**Instructions for the task**
Retype the records below word for word and omit any image.
━━━ Data provided ━━━
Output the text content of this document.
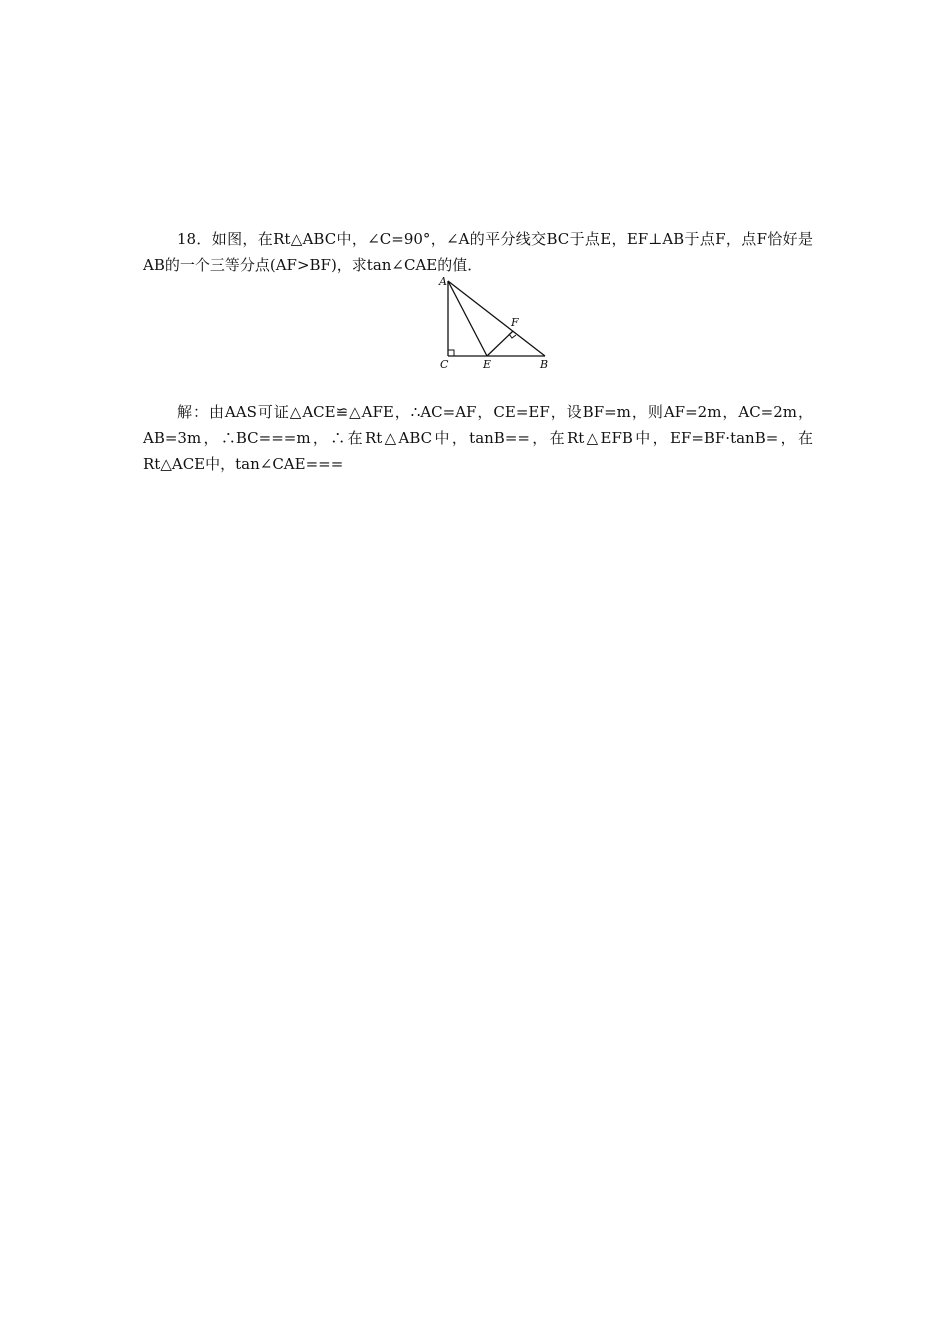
18．如图，在Rt△ABC中，∠C=90°，∠A的平分线交BC于点E，EF⊥AB于点F，点F恰好是AB的一个三等分点(AF>BF)，求tan∠CAE的值．
A
C	E	B
F
解：由AAS可证△ACE≌△AFE，∴AC=AF，CE=EF，设BF=m，则AF=2m，AC=2m，AB=3m，∴BC===m，∴在Rt△ABC中，tanB==，在Rt△EFB中，EF=BF·tanB=，在Rt△ACE中，tan∠CAE===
━━━
**Solution for this task**
Output the text content of this document.
18．如图，在Rt△ABC中，∠C=90°，∠A的平分线交BC于点E，EF⊥AB于点F，点F恰好是AB的一个三等分点(AF>BF)，求tan∠CAE的值．
A
C	E	B
F
解：由AAS可证△ACE≌△AFE，∴AC=AF，CE=EF，设BF=m，则AF=2m，AC=2m，AB=3m，∴BC===m，∴在Rt△ABC中，tanB==，在Rt△EFB中，EF=BF·tanB=，在Rt△ACE中，tan∠CAE===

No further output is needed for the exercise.